__To be done__
Look through the records that follow. Copy every line containing the word "about".

++++ Stored rows

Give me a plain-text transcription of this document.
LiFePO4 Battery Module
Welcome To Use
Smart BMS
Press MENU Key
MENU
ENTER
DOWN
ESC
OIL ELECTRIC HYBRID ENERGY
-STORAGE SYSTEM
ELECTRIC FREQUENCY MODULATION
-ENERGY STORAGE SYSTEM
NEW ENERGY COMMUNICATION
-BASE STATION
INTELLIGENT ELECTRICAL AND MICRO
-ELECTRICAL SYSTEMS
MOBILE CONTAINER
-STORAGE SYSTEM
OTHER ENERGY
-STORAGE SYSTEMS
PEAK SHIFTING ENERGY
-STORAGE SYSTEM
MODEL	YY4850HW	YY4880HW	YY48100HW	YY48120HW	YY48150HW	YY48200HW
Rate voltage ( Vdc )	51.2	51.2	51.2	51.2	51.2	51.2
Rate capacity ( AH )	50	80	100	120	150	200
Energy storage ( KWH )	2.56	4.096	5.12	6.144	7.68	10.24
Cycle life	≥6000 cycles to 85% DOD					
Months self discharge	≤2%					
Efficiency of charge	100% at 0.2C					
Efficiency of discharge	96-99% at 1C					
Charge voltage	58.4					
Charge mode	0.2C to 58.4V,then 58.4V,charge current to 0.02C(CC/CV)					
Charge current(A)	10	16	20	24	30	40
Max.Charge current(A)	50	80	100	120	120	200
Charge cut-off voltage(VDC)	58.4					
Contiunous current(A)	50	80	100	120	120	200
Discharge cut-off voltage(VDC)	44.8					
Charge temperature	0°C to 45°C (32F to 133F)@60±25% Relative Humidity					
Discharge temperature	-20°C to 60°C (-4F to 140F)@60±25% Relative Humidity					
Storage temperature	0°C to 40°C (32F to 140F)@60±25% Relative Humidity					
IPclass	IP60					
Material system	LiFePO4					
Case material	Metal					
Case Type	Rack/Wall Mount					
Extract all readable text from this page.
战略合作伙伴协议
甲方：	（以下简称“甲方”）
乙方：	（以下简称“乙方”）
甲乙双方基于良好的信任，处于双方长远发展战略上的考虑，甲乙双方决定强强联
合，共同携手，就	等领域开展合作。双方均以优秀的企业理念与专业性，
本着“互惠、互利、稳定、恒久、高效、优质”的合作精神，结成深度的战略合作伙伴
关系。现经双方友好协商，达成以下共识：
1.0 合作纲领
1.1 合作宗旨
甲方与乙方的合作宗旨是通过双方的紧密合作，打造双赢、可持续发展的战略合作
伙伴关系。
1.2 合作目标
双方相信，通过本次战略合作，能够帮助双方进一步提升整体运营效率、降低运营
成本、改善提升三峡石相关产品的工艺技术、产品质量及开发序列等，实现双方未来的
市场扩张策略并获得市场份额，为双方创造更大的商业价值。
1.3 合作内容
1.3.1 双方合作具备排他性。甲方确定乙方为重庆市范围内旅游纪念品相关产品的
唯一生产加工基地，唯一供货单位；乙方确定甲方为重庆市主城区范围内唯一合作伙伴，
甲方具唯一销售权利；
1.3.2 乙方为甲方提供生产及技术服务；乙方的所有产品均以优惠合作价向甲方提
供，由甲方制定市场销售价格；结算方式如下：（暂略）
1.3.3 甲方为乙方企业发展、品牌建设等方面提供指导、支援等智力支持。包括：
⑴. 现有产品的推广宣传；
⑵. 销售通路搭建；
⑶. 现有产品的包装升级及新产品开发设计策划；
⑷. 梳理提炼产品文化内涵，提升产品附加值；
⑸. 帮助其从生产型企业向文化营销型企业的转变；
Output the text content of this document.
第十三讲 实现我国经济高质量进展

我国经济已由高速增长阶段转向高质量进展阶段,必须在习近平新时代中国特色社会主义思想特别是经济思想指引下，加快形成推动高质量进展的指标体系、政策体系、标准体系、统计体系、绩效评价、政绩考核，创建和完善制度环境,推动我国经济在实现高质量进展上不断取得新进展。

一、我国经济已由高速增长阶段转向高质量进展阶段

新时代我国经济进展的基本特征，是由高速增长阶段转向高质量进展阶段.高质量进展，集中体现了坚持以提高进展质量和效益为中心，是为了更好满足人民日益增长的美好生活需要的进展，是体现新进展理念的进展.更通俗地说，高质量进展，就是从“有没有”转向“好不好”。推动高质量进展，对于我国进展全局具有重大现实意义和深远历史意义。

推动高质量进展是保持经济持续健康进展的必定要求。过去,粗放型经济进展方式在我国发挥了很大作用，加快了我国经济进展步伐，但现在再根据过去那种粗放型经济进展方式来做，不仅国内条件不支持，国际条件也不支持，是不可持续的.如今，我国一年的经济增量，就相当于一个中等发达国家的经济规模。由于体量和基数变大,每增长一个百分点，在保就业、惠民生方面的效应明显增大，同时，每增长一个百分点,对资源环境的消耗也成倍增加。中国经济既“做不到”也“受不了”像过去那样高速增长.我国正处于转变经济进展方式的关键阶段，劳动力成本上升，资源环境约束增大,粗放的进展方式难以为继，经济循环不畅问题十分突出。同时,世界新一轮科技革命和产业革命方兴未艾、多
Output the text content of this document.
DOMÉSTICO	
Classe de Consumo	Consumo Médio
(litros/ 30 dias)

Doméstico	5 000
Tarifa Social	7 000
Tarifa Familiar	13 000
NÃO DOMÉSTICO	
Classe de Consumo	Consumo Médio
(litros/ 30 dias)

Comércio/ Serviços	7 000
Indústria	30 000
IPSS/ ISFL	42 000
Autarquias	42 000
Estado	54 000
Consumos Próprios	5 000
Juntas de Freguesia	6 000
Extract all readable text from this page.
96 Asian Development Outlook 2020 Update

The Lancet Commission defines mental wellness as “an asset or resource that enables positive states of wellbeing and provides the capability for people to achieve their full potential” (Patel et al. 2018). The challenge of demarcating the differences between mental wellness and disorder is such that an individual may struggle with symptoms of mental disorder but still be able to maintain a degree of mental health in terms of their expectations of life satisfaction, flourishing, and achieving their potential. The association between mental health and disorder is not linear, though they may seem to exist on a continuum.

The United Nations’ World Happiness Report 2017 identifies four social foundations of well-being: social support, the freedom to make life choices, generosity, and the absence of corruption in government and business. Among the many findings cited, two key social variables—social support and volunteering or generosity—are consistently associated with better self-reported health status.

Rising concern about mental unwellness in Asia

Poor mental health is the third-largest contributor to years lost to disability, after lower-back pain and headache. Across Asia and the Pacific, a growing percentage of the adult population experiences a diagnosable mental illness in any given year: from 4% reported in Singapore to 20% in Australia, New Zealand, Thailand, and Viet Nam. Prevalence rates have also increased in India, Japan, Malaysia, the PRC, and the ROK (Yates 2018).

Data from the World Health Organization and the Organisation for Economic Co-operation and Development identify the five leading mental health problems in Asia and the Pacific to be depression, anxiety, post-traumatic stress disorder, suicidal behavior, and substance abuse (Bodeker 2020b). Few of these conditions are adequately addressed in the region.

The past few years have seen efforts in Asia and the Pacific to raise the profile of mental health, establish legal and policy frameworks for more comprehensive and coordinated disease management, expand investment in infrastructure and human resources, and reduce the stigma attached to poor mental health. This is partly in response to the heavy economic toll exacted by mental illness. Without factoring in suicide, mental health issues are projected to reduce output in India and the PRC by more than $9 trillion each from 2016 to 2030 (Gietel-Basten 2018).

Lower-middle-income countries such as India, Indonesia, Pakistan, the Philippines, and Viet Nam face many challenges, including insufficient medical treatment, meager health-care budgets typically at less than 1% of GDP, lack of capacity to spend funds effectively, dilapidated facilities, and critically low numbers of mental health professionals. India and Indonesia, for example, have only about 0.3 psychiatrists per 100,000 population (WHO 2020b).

++++++++

__Response to this exercise__
Rising concern about mental unwellness in Asia
Lower-middle-income countries such as India, Indonesia, Pakistan, the Philippines, and Viet Nam face many challenges, including insufficient medical treatment, meager health-care budgets typically at less than 1% of GDP, lack of capacity to spend funds effectively, dilapidated facilities, and critically low numbers of mental health professionals. India and Indonesia, for example, have only about 0.3 psychiatrists per 100,000 population (WHO 2020b).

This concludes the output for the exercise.